# start of TEXT SECTION

Ryan Isaac: The risk, yeah.
Reese Harper: Having less quantity of funds so that you’re not paying unnecessary fees, and taxes, and capital gains taxes, as you try to adjust your portfolio. Those are simple things are like the big muscles, but I think a lot of people get caught up into a lot of the smaller things that probably don’t matter, you know? Adding a lot of investments actually doesn’t really improve your performance. Sometimes it just complicates things, and it is distracting and it makes your whole portfolio have less. It’s just not simple.
It’s complicated and I know it’s kind of that first quote we shared, so. On top of that, there’s a bigger conversation to have about things that impact your net worth more than your investment returns, which you started talking about. Those are these really big muscles to flex and if you don’t engage them properly, so to speak, you’ll rely too heavily, I guess, on your investment portfolio to accomplish goals the same way Tim Tebow is relying too much on his arm and not really on his-
Ryan Isaac: The low elbow.
Reese Harper: Right?
Ryan Isaac: The Low bow.
Reese Harper: Let’s talk a little bit about some of those big picture things that they’re not necessarily about the portfolio but they really are the things that drive returns.
Ryan Isaac: Yeah, well there’s two things there. I mean, for a very long time, our industry, the financial services industry, has just put so much emphasis on the portfolio return. It’s all you hear in financial media, turn on the TV about it, you know, or products in general. And it’s interesting. You could have a really killer portfolio, but if there’s not enough money going into it and not a high enough savings rate, it doesn’t matter. And it’s interesting, of the 12 areas of personal finance that we measure monitor for our clients, the elements, you know.
And there’s portfolio design, there’s risk, there’s insurance, there’s taxes, there’s all sorts of things that we’re measuring, but one of them if it’s not done well, the other stuff won’t be doing as well. And if it’s done well the other stuff will and it savings rate, you know? Someone’s savings rate, if it is being maintained at a high enough percentage over the course of their career, and that’s going to be one of the main, you could call it the big muscles, one of the main primary drivers of how someone’s going to end up one day. And if it’s too low, I mean, you’re just going to have a problem. And it’s funny how it affects so many of the other little muscles. So for example, this just isn’t-
Reese Harper: Before we go into this, Q do you want to define what a savings rate actually is? I think sometimes we skip over that.
Ryan Isaac: Pause to define savings rate.
Justin Copier: Yeah, so it’s just the percentage of money, the percentage of your total personal income that you’re saving.
Ryan Isaac: Categories would include retirement savings, kid’s savings, extra debt payments above and beyond the minimum required debt payments. Those would all be [crosstalk 00:14:31].
Justin Copier: So, you just take your total quantity of money that you’ve saved for the year and you divide it into your annual income. And then you get a percentage, and that percentage is what we’re referring to as a savings rate. Okay? Anyway.

# end of TEXT SECTION
# start of GIVEN DATA

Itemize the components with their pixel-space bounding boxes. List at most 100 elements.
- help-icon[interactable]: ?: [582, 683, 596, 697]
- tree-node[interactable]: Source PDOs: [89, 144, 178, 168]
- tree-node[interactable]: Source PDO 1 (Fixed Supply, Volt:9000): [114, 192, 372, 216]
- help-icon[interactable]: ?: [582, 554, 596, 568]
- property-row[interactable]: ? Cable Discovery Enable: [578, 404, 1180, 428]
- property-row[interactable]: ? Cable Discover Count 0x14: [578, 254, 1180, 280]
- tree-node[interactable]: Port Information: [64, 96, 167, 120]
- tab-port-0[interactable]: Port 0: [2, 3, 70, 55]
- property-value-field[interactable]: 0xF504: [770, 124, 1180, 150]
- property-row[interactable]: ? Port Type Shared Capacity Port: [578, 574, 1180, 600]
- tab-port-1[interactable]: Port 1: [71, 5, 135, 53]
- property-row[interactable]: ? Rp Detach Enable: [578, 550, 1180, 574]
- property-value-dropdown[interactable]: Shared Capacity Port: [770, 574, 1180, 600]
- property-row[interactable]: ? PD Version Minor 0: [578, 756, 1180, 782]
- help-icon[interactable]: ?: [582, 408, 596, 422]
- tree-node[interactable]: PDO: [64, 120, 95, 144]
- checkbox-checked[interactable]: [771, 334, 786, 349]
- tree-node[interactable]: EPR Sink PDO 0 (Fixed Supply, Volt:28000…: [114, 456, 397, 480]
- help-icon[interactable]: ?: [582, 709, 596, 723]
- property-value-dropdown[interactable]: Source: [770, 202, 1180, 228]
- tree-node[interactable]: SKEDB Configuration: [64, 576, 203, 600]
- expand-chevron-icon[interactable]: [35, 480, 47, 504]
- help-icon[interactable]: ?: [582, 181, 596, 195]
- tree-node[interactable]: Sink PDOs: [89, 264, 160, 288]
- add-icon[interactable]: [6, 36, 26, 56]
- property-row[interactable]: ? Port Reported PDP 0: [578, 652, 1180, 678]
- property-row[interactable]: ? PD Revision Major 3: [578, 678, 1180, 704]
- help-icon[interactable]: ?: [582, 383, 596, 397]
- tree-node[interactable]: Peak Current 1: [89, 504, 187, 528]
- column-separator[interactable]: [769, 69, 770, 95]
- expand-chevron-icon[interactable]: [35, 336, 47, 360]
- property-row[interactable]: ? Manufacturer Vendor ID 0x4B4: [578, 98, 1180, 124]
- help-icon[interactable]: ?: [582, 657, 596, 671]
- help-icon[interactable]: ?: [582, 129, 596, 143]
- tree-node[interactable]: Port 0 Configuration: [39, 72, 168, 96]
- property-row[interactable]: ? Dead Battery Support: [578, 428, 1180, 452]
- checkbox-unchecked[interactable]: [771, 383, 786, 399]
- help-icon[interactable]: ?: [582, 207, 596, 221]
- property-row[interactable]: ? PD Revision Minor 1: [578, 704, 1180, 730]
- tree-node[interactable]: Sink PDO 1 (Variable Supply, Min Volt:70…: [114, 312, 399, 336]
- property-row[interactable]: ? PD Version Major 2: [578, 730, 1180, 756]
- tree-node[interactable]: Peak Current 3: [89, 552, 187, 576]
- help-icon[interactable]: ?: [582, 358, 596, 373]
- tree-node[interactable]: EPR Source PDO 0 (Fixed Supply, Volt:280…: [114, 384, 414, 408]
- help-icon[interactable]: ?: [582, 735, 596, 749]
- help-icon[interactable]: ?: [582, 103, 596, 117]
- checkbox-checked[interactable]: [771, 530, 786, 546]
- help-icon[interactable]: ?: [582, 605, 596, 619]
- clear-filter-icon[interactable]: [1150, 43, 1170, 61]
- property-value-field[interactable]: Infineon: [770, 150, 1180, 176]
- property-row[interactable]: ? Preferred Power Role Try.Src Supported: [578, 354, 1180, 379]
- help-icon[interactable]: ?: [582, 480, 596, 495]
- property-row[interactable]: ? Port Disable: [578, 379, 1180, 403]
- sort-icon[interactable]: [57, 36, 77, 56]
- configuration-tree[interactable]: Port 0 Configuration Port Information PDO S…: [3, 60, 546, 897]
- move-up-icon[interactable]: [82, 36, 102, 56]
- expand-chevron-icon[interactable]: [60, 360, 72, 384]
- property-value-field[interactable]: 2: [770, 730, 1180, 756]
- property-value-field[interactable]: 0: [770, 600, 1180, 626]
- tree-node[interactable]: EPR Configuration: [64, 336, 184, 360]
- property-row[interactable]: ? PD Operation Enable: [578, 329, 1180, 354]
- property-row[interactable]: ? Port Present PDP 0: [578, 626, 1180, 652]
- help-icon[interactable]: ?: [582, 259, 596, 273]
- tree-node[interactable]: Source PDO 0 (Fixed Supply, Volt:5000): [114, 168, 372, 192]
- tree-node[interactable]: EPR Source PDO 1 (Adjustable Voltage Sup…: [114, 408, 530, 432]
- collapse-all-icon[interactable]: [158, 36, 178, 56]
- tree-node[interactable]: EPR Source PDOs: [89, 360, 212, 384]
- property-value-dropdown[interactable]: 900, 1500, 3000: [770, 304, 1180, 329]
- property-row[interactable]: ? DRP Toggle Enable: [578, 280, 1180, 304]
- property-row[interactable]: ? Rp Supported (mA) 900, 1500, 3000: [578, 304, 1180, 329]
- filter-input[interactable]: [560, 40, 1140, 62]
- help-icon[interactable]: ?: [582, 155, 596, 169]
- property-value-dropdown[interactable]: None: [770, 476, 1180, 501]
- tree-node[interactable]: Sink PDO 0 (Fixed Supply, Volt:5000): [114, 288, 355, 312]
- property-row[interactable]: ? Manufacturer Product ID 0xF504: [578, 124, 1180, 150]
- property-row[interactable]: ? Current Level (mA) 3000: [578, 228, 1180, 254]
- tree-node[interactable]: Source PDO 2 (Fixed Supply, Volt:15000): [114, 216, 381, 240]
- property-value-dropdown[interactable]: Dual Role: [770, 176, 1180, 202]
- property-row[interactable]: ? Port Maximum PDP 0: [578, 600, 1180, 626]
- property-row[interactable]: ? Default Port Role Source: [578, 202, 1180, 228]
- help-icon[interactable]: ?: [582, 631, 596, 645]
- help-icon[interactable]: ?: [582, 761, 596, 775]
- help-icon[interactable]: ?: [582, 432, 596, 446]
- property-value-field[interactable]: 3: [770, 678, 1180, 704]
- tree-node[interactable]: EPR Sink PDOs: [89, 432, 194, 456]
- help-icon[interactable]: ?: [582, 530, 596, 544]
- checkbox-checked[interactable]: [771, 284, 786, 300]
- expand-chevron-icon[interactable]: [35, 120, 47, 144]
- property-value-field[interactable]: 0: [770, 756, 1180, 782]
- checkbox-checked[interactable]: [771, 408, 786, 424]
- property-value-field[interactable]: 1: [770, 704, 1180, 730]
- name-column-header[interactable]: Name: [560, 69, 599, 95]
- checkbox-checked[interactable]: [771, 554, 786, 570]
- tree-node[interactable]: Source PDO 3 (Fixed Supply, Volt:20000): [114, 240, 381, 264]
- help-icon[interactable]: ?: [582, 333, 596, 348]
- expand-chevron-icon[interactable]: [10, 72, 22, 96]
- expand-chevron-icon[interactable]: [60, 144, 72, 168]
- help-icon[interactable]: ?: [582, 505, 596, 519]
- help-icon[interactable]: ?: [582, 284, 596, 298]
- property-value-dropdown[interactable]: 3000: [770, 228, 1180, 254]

# end of GIVEN DATA

## TASK SET
1. From the podcast transcript, reproduce everything from "Ryan Isaac: Categories" down to "be [crosstalk 00:14:31].".
2. Render this sentence from the podcast transcript in Spanish: "Adding a lot of investments actually doesn’t really improve your performance."
3. In one to three sentences, explain why, according to the podcast transcript, a really killer portfolio can still fail to matter.

## ANSWERS TO THE EXERCISES
1.
Ryan Isaac: Categories would include retirement savings, kid’s savings, extra debt payments above and beyond the minimum required debt payments. Those would all be [crosstalk 00:14:31].

2. Agregar muchas inversiones en realidad no mejora mucho tu rendimiento.

3. The portfolio won't matter if not enough money goes into it. Without a high enough savings rate, a strong portfolio return can't make up the difference.